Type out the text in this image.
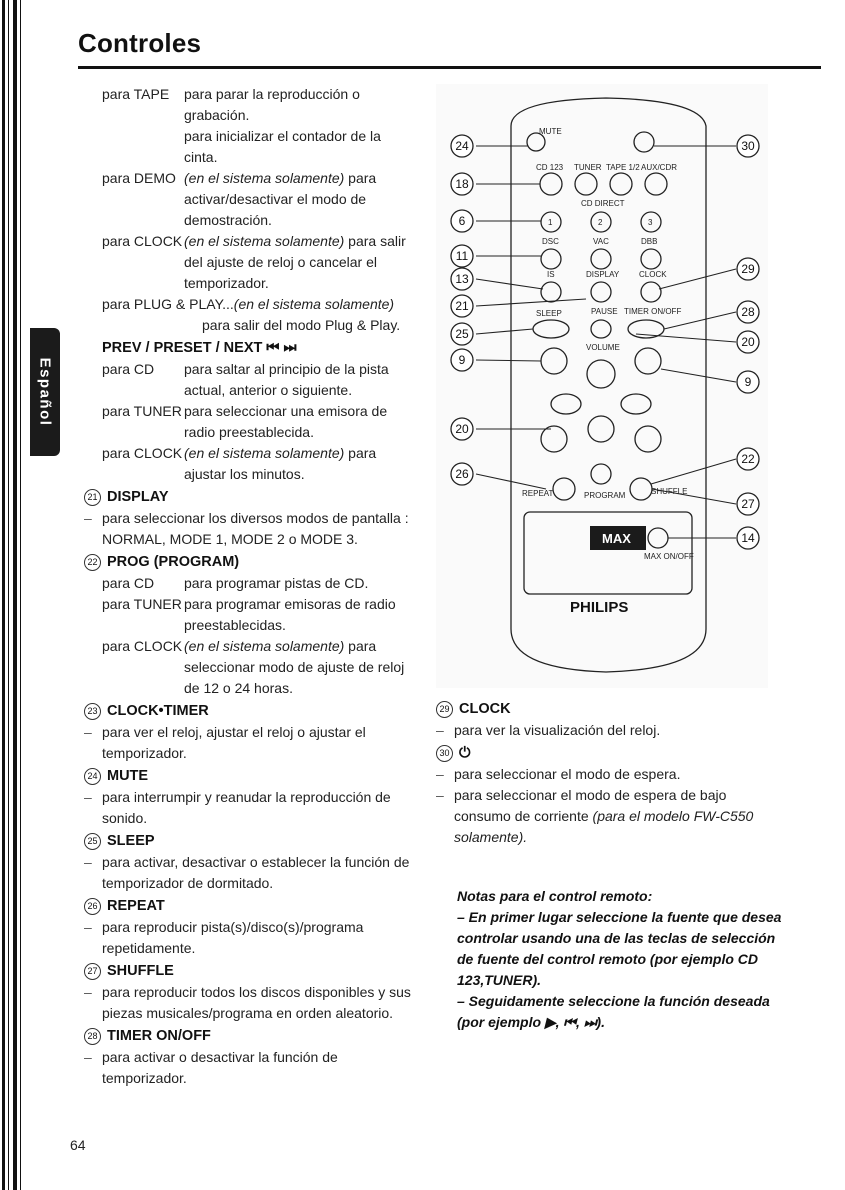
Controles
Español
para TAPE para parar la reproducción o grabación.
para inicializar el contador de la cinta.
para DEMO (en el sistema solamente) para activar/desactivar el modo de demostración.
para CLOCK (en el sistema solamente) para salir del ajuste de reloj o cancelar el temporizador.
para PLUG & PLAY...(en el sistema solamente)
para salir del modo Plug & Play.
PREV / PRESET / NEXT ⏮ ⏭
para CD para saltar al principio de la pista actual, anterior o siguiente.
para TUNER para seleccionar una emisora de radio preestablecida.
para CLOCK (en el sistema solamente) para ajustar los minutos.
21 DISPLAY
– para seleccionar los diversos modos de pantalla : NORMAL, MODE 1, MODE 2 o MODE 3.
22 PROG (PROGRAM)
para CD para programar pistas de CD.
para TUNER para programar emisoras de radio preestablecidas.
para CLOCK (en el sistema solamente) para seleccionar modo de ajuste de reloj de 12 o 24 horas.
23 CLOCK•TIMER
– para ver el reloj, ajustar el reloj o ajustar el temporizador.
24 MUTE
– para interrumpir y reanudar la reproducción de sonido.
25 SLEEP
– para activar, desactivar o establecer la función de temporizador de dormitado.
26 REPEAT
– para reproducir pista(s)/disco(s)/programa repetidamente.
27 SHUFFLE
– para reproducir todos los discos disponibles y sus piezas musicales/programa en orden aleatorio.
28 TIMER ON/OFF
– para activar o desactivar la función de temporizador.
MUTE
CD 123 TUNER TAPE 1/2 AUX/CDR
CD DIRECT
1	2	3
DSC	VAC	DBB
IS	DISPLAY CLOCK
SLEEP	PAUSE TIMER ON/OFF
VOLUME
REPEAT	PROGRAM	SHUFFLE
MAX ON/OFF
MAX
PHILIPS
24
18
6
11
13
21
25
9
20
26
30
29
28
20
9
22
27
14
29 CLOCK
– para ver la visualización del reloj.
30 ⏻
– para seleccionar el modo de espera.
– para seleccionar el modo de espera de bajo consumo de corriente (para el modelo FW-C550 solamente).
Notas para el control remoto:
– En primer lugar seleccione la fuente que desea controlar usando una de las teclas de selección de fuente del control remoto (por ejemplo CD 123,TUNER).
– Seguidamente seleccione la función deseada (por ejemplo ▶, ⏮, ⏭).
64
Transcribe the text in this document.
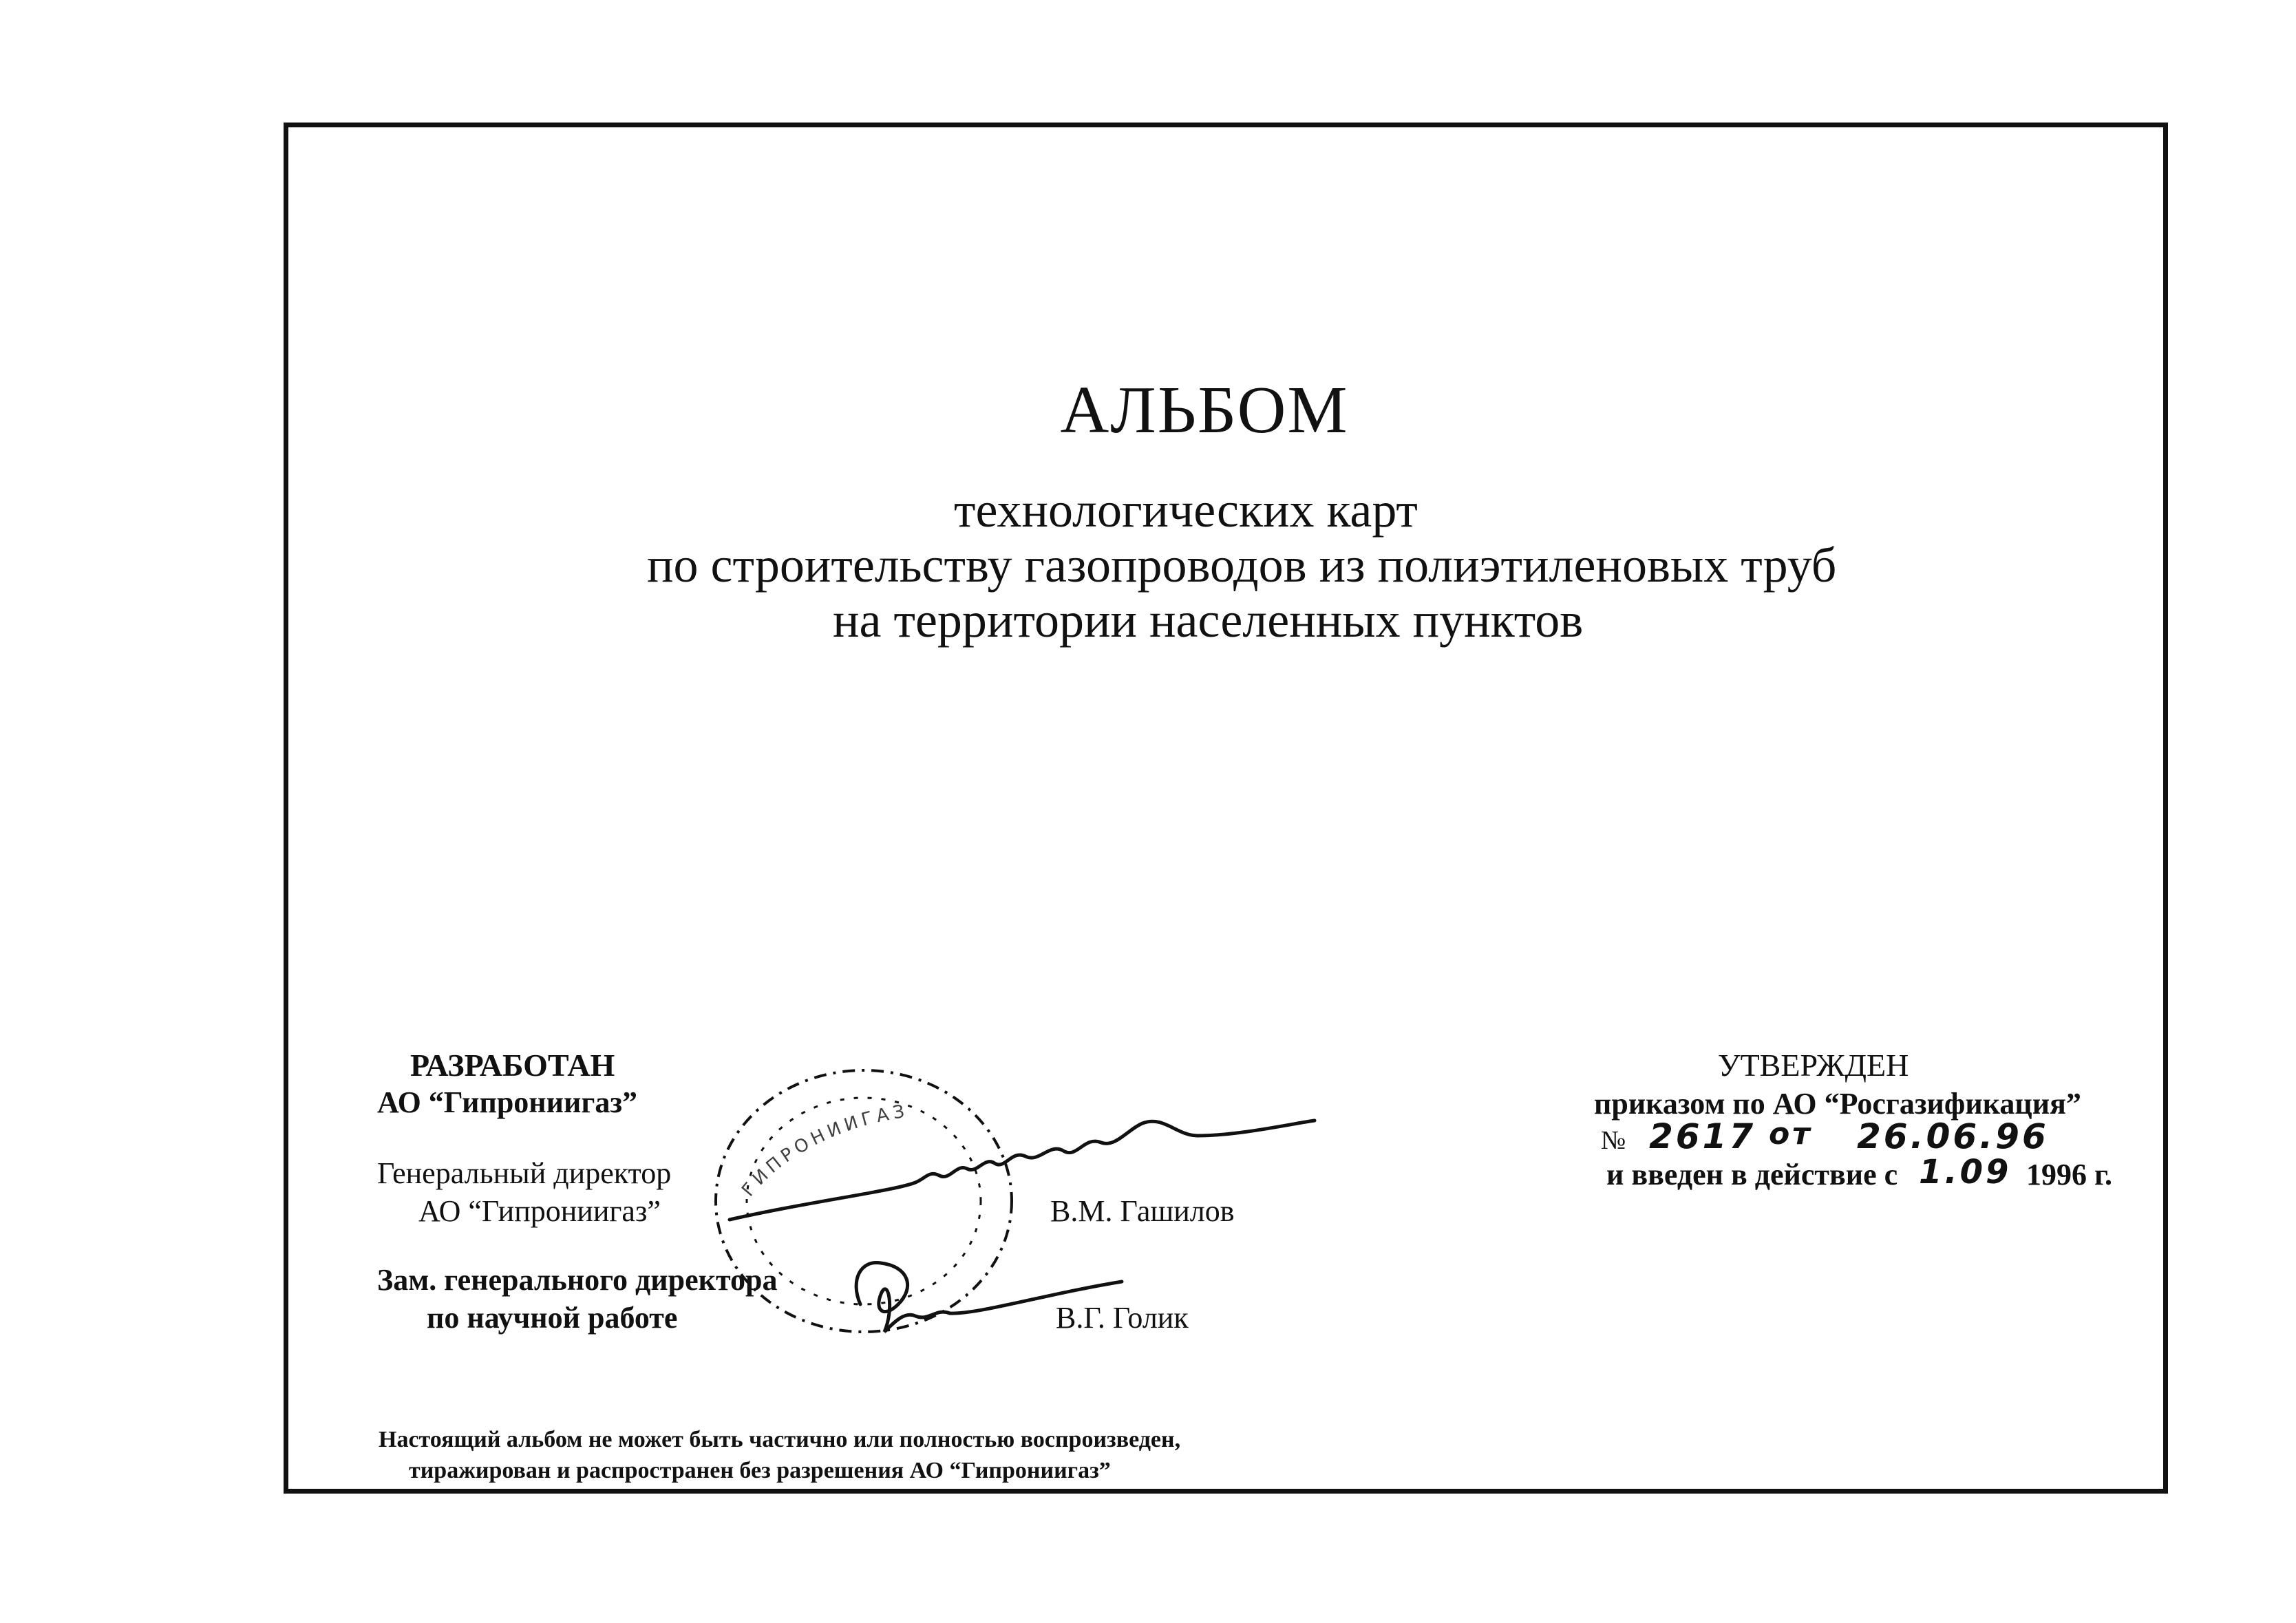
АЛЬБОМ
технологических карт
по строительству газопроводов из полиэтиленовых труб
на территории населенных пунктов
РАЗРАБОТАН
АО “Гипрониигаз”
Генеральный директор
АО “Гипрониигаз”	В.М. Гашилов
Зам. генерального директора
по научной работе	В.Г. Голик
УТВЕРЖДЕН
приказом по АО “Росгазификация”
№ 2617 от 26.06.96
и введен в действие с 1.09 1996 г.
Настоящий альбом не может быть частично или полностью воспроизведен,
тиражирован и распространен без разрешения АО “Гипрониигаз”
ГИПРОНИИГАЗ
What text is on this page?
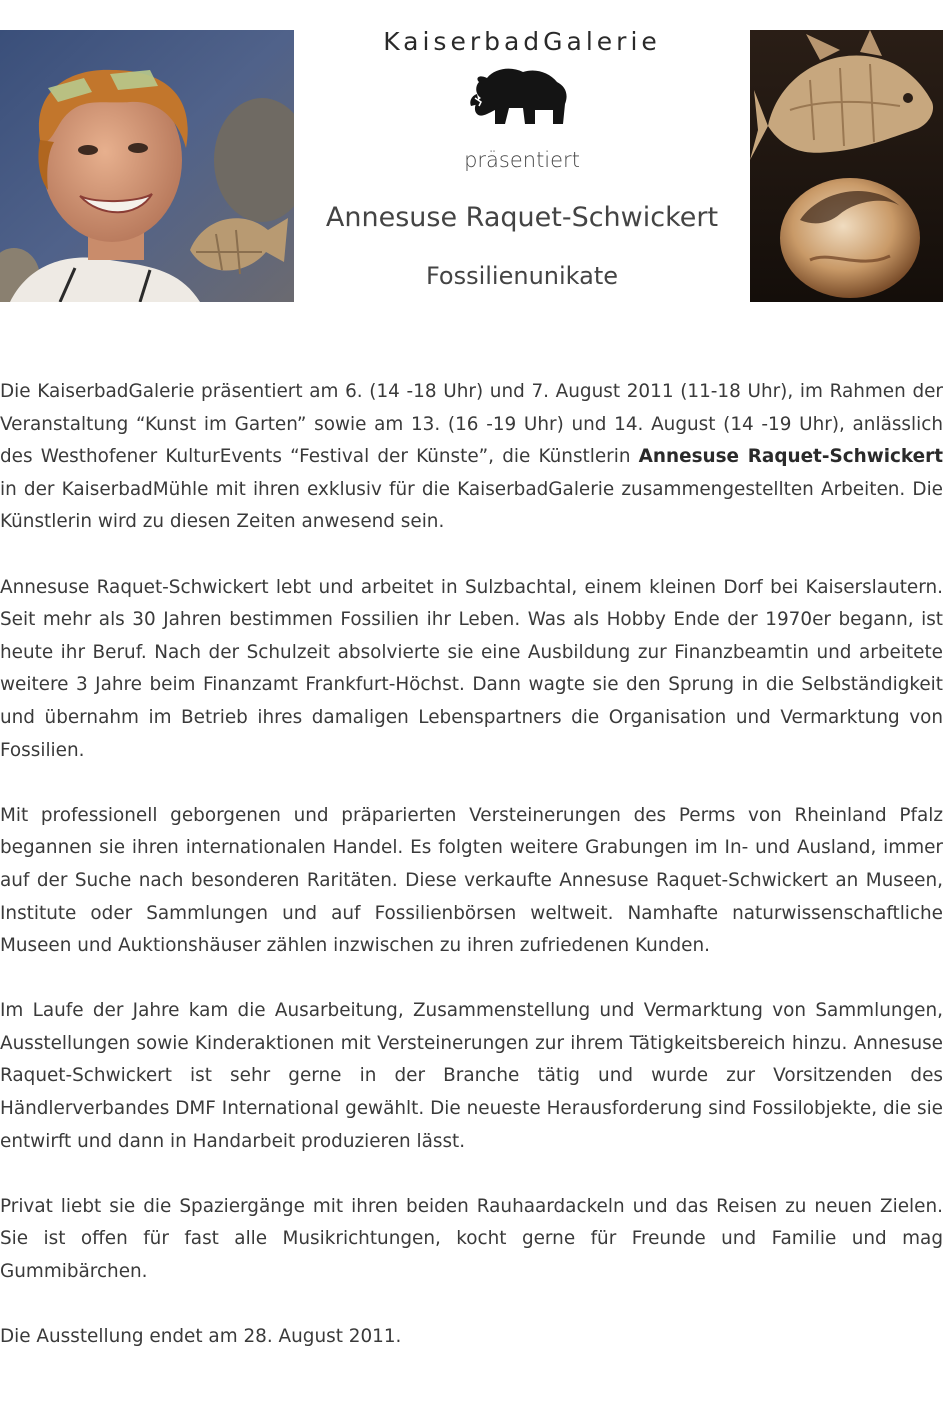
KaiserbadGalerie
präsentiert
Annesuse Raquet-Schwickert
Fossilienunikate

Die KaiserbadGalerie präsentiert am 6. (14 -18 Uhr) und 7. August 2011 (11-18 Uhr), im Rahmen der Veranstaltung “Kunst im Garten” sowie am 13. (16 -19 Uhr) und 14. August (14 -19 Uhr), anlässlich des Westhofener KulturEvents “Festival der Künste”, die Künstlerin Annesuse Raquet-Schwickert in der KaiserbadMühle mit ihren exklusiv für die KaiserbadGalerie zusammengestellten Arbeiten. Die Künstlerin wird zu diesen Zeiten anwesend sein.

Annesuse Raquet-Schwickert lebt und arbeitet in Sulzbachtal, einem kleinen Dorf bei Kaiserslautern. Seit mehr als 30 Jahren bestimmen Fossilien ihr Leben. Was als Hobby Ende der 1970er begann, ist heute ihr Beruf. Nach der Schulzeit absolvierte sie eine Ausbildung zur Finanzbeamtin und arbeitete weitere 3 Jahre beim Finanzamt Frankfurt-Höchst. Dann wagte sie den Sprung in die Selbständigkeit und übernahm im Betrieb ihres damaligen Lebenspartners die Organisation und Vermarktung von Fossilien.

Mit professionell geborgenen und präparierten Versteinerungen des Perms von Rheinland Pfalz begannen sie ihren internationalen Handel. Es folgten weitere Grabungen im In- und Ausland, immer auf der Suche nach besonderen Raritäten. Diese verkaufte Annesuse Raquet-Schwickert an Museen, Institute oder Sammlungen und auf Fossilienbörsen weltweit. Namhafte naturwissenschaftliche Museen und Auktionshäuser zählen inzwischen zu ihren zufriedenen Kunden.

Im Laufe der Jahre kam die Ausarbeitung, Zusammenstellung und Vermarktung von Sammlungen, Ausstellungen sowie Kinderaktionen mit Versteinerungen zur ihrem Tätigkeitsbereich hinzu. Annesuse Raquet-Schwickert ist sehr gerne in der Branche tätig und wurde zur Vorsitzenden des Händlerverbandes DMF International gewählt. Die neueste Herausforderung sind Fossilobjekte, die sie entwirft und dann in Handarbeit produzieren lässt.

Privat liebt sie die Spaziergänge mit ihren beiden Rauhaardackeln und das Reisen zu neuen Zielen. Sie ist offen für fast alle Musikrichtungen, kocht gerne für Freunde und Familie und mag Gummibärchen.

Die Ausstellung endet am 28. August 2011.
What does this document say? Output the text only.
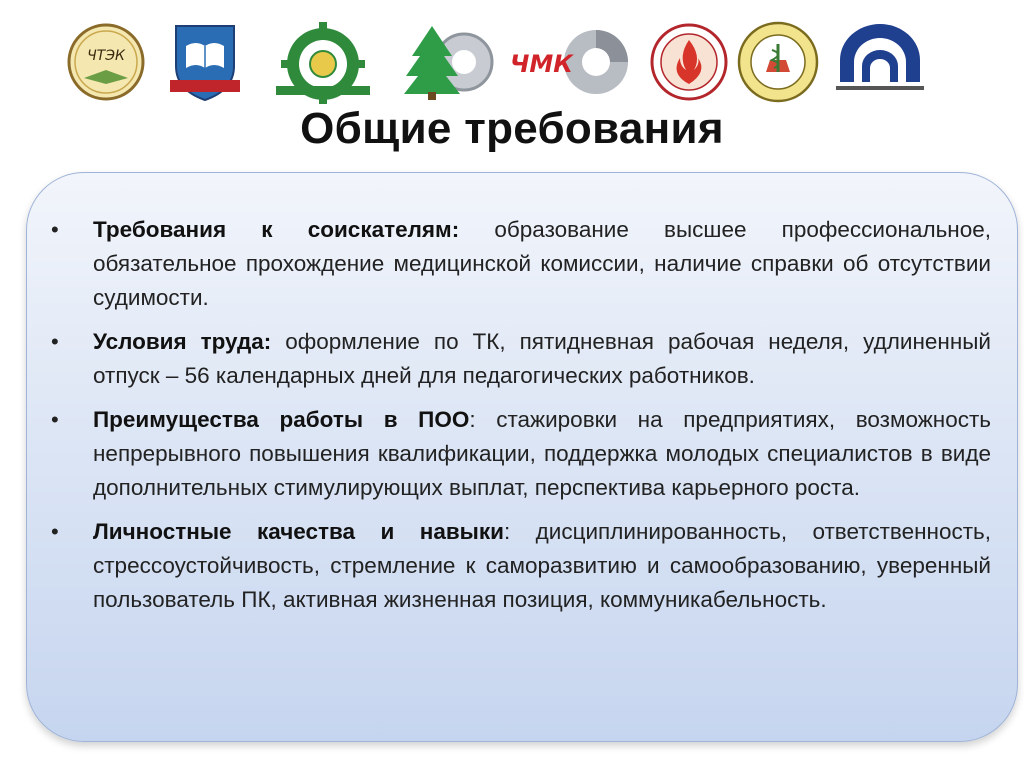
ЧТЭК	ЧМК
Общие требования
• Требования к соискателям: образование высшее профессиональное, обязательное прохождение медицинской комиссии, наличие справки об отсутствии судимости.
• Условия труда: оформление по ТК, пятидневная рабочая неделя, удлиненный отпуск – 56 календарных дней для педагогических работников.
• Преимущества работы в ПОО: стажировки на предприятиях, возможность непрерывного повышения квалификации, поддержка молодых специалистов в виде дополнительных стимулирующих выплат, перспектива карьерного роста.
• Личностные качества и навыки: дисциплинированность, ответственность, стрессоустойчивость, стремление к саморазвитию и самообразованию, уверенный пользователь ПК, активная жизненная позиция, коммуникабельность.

# [Required work]
Pick out every line above that holds the word "August" and copy it.

# [Output of the exercise]
Die KaiserbadGalerie präsentiert am 6. (14 -18 Uhr) und 7. August 2011 (11-18 Uhr), im Rahmen der Veranstaltung “Kunst im Garten” sowie am 13. (16 -19 Uhr) und 14. August (14 -19 Uhr), anlässlich des Westhofener KulturEvents “Festival der Künste”, die Künstlerin Annesuse Raquet-Schwickert in der KaiserbadMühle mit ihren exklusiv für die KaiserbadGalerie zusammengestellten Arbeiten. Die Künstlerin wird zu diesen Zeiten anwesend sein.
Die Ausstellung endet am 28. August 2011.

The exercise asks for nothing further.